_Exercise goal_
The records that follow must be repeated verbatim, every one of them.

-- Start Information shown --

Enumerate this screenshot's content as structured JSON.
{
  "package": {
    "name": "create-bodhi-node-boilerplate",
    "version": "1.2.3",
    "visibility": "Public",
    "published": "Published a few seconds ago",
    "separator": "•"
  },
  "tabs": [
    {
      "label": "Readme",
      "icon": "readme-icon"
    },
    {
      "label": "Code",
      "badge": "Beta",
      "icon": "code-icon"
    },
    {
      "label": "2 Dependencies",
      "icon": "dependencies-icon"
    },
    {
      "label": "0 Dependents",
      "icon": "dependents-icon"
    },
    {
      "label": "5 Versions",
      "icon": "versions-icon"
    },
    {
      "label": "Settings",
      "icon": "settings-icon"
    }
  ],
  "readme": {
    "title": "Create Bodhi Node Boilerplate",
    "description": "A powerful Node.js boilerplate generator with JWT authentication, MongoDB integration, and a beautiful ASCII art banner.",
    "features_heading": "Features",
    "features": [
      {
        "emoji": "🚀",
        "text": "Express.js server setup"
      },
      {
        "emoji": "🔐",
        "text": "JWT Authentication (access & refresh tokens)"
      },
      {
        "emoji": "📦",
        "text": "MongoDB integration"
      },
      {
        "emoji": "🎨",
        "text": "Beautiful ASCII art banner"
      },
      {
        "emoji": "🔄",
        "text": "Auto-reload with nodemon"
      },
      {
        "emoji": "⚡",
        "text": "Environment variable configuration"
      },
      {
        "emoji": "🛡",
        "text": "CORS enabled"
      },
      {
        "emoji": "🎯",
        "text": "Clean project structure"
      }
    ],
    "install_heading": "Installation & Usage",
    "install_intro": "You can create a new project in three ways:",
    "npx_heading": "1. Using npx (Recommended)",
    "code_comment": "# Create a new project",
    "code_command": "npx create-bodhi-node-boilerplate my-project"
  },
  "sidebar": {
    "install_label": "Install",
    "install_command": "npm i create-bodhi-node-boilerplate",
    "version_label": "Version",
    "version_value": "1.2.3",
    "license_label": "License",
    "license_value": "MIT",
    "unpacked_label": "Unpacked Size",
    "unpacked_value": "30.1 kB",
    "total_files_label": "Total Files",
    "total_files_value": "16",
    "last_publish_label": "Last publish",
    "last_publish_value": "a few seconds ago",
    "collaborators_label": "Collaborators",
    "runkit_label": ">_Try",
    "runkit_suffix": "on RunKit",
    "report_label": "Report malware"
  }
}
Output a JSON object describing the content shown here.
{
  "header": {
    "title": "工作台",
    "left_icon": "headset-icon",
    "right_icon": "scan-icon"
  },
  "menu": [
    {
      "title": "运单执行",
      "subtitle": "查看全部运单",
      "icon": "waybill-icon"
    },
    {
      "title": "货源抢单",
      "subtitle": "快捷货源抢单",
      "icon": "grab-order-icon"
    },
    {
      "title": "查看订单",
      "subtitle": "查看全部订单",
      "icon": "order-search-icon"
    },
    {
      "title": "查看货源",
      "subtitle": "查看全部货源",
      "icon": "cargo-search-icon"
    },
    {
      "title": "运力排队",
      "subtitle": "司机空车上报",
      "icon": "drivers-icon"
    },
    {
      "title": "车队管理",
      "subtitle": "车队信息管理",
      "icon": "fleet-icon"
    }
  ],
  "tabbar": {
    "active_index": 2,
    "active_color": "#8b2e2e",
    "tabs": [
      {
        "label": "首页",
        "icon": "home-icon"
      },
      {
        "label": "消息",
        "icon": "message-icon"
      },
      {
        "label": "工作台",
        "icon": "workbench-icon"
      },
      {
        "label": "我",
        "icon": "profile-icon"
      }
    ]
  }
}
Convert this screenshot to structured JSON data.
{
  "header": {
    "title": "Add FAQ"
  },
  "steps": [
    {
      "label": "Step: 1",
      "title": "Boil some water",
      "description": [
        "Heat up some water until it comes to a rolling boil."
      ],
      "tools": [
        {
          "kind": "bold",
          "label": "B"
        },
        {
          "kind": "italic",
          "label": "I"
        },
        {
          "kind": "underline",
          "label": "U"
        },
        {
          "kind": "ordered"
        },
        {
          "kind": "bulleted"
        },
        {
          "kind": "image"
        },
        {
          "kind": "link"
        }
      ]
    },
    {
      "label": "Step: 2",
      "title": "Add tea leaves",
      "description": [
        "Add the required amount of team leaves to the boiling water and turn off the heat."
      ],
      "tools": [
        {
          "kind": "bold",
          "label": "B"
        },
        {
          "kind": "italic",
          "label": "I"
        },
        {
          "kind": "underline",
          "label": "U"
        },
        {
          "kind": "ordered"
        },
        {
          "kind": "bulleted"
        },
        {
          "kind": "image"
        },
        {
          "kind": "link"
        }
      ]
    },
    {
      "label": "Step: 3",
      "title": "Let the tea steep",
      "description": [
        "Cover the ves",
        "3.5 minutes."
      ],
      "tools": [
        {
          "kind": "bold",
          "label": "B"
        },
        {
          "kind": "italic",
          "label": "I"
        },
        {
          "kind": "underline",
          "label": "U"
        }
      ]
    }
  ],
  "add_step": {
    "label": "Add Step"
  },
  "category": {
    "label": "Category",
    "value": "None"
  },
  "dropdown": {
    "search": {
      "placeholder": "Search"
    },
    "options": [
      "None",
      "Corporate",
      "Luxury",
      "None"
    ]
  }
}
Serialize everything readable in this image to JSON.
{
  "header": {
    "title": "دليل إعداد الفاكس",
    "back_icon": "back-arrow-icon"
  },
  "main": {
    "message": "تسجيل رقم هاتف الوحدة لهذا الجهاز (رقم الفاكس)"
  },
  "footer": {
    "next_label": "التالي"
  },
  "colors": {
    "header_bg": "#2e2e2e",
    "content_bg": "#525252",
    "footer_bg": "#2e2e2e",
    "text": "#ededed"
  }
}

-- End Information shown --

_Task output_
Enumerate this screenshot's content as structured JSON.
{
  "package": {
    "name": "create-bodhi-node-boilerplate",
    "version": "1.2.3",
    "visibility": "Public",
    "published": "Published a few seconds ago",
    "separator": "•"
  },
  "tabs": [
    {
      "label": "Readme",
      "icon": "readme-icon"
    },
    {
      "label": "Code",
      "badge": "Beta",
      "icon": "code-icon"
    },
    {
      "label": "2 Dependencies",
      "icon": "dependencies-icon"
    },
    {
      "label": "0 Dependents",
      "icon": "dependents-icon"
    },
    {
      "label": "5 Versions",
      "icon": "versions-icon"
    },
    {
      "label": "Settings",
      "icon": "settings-icon"
    }
  ],
  "readme": {
    "title": "Create Bodhi Node Boilerplate",
    "description": "A powerful Node.js boilerplate generator with JWT authentication, MongoDB integration, and a beautiful ASCII art banner.",
    "features_heading": "Features",
    "features": [
      {
        "emoji": "🚀",
        "text": "Express.js server setup"
      },
      {
        "emoji": "🔐",
        "text": "JWT Authentication (access & refresh tokens)"
      },
      {
        "emoji": "📦",
        "text": "MongoDB integration"
      },
      {
        "emoji": "🎨",
        "text": "Beautiful ASCII art banner"
      },
      {
        "emoji": "🔄",
        "text": "Auto-reload with nodemon"
      },
      {
        "emoji": "⚡",
        "text": "Environment variable configuration"
      },
      {
        "emoji": "🛡",
        "text": "CORS enabled"
      },
      {
        "emoji": "🎯",
        "text": "Clean project structure"
      }
    ],
    "install_heading": "Installation & Usage",
    "install_intro": "You can create a new project in three ways:",
    "npx_heading": "1. Using npx (Recommended)",
    "code_comment": "# Create a new project",
    "code_command": "npx create-bodhi-node-boilerplate my-project"
  },
  "sidebar": {
    "install_label": "Install",
    "install_command": "npm i create-bodhi-node-boilerplate",
    "version_label": "Version",
    "version_value": "1.2.3",
    "license_label": "License",
    "license_value": "MIT",
    "unpacked_label": "Unpacked Size",
    "unpacked_value": "30.1 kB",
    "total_files_label": "Total Files",
    "total_files_value": "16",
    "last_publish_label": "Last publish",
    "last_publish_value": "a few seconds ago",
    "collaborators_label": "Collaborators",
    "runkit_label": ">_Try",
    "runkit_suffix": "on RunKit",
    "report_label": "Report malware"
  }
}
Output a JSON object describing the content shown here.
{
  "header": {
    "title": "工作台",
    "left_icon": "headset-icon",
    "right_icon": "scan-icon"
  },
  "menu": [
    {
      "title": "运单执行",
      "subtitle": "查看全部运单",
      "icon": "waybill-icon"
    },
    {
      "title": "货源抢单",
      "subtitle": "快捷货源抢单",
      "icon": "grab-order-icon"
    },
    {
      "title": "查看订单",
      "subtitle": "查看全部订单",
      "icon": "order-search-icon"
    },
    {
      "title": "查看货源",
      "subtitle": "查看全部货源",
      "icon": "cargo-search-icon"
    },
    {
      "title": "运力排队",
      "subtitle": "司机空车上报",
      "icon": "drivers-icon"
    },
    {
      "title": "车队管理",
      "subtitle": "车队信息管理",
      "icon": "fleet-icon"
    }
  ],
  "tabbar": {
    "active_index": 2,
    "active_color": "#8b2e2e",
    "tabs": [
      {
        "label": "首页",
        "icon": "home-icon"
      },
      {
        "label": "消息",
        "icon": "message-icon"
      },
      {
        "label": "工作台",
        "icon": "workbench-icon"
      },
      {
        "label": "我",
        "icon": "profile-icon"
      }
    ]
  }
}
Convert this screenshot to structured JSON data.
{
  "header": {
    "title": "Add FAQ"
  },
  "steps": [
    {
      "label": "Step: 1",
      "title": "Boil some water",
      "description": [
        "Heat up some water until it comes to a rolling boil."
      ],
      "tools": [
        {
          "kind": "bold",
          "label": "B"
        },
        {
          "kind": "italic",
          "label": "I"
        },
        {
          "kind": "underline",
          "label": "U"
        },
        {
          "kind": "ordered"
        },
        {
          "kind": "bulleted"
        },
        {
          "kind": "image"
        },
        {
          "kind": "link"
        }
      ]
    },
    {
      "label": "Step: 2",
      "title": "Add tea leaves",
      "description": [
        "Add the required amount of team leaves to the boiling water and turn off the heat."
      ],
      "tools": [
        {
          "kind": "bold",
          "label": "B"
        },
        {
          "kind": "italic",
          "label": "I"
        },
        {
          "kind": "underline",
          "label": "U"
        },
        {
          "kind": "ordered"
        },
        {
          "kind": "bulleted"
        },
        {
          "kind": "image"
        },
        {
          "kind": "link"
        }
      ]
    },
    {
      "label": "Step: 3",
      "title": "Let the tea steep",
      "description": [
        "Cover the ves",
        "3.5 minutes."
      ],
      "tools": [
        {
          "kind": "bold",
          "label": "B"
        },
        {
          "kind": "italic",
          "label": "I"
        },
        {
          "kind": "underline",
          "label": "U"
        }
      ]
    }
  ],
  "add_step": {
    "label": "Add Step"
  },
  "category": {
    "label": "Category",
    "value": "None"
  },
  "dropdown": {
    "search": {
      "placeholder": "Search"
    },
    "options": [
      "None",
      "Corporate",
      "Luxury",
      "None"
    ]
  }
}
Serialize everything readable in this image to JSON.
{
  "header": {
    "title": "دليل إعداد الفاكس",
    "back_icon": "back-arrow-icon"
  },
  "main": {
    "message": "تسجيل رقم هاتف الوحدة لهذا الجهاز (رقم الفاكس)"
  },
  "footer": {
    "next_label": "التالي"
  },
  "colors": {
    "header_bg": "#2e2e2e",
    "content_bg": "#525252",
    "footer_bg": "#2e2e2e",
    "text": "#ededed"
  }
}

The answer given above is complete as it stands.